For this exercise, transcribe every line of the material exactly and skip the pictures.

● ● ● ● ● ● ●

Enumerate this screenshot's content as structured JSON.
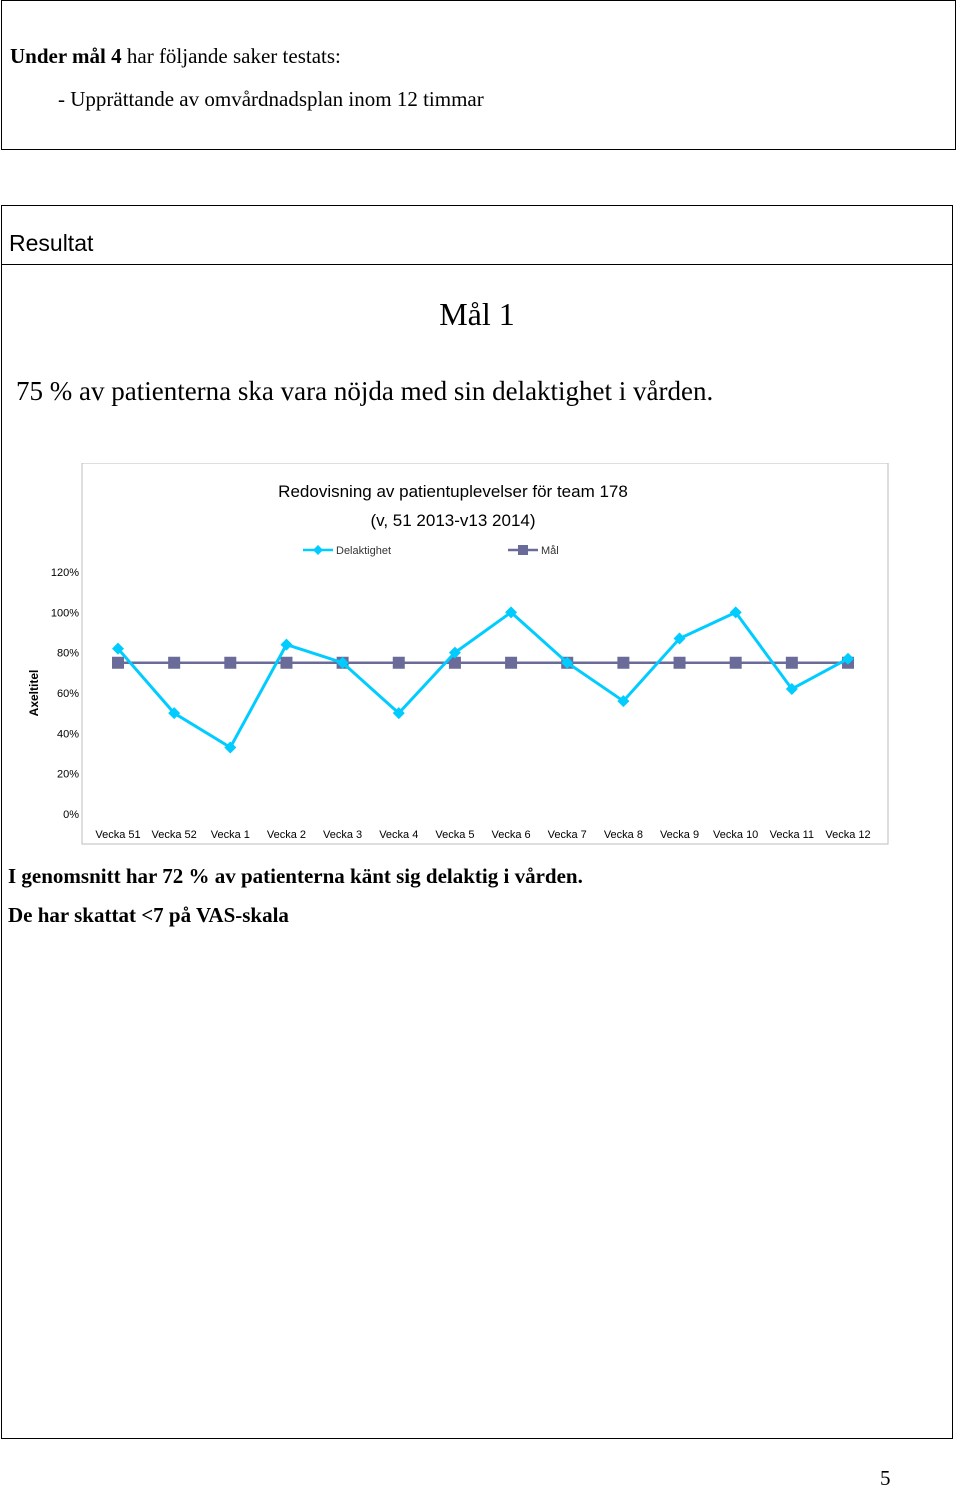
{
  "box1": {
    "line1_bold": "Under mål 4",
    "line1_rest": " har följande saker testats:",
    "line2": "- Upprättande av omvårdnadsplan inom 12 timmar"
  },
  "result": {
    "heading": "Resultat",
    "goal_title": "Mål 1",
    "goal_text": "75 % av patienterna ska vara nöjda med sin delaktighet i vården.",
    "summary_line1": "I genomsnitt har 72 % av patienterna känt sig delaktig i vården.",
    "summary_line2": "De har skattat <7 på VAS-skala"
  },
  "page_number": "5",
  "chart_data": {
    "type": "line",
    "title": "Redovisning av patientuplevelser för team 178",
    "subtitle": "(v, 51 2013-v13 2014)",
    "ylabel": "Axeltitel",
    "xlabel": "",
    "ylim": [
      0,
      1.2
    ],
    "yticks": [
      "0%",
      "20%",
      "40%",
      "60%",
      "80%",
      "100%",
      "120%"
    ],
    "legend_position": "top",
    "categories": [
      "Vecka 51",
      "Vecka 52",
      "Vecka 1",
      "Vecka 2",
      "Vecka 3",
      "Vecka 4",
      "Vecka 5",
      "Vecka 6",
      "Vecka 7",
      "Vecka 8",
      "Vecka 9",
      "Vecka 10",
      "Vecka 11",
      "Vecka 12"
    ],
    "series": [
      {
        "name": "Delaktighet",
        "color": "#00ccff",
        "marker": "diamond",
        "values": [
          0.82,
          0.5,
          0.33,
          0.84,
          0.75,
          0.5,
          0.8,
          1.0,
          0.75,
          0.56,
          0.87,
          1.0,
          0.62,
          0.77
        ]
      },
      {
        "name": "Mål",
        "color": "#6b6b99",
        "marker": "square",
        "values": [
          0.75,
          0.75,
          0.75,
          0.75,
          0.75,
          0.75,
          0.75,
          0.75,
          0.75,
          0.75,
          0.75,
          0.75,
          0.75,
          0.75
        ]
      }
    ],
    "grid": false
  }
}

● ● ● ● ● ● ●

→ **The completed task**:
Enumerate this screenshot's content as structured JSON.
{
  "box1": {
    "line1_bold": "Under mål 4",
    "line1_rest": " har följande saker testats:",
    "line2": "- Upprättande av omvårdnadsplan inom 12 timmar"
  },
  "result": {
    "heading": "Resultat",
    "goal_title": "Mål 1",
    "goal_text": "75 % av patienterna ska vara nöjda med sin delaktighet i vården.",
    "summary_line1": "I genomsnitt har 72 % av patienterna känt sig delaktig i vården.",
    "summary_line2": "De har skattat <7 på VAS-skala"
  },
  "page_number": "5",
  "chart_data": {
    "type": "line",
    "title": "Redovisning av patientuplevelser för team 178",
    "subtitle": "(v, 51 2013-v13 2014)",
    "ylabel": "Axeltitel",
    "xlabel": "",
    "ylim": [
      0,
      1.2
    ],
    "yticks": [
      "0%",
      "20%",
      "40%",
      "60%",
      "80%",
      "100%",
      "120%"
    ],
    "legend_position": "top",
    "categories": [
      "Vecka 51",
      "Vecka 52",
      "Vecka 1",
      "Vecka 2",
      "Vecka 3",
      "Vecka 4",
      "Vecka 5",
      "Vecka 6",
      "Vecka 7",
      "Vecka 8",
      "Vecka 9",
      "Vecka 10",
      "Vecka 11",
      "Vecka 12"
    ],
    "series": [
      {
        "name": "Delaktighet",
        "color": "#00ccff",
        "marker": "diamond",
        "values": [
          0.82,
          0.5,
          0.33,
          0.84,
          0.75,
          0.5,
          0.8,
          1.0,
          0.75,
          0.56,
          0.87,
          1.0,
          0.62,
          0.77
        ]
      },
      {
        "name": "Mål",
        "color": "#6b6b99",
        "marker": "square",
        "values": [
          0.75,
          0.75,
          0.75,
          0.75,
          0.75,
          0.75,
          0.75,
          0.75,
          0.75,
          0.75,
          0.75,
          0.75,
          0.75,
          0.75
        ]
      }
    ],
    "grid": false
  }
}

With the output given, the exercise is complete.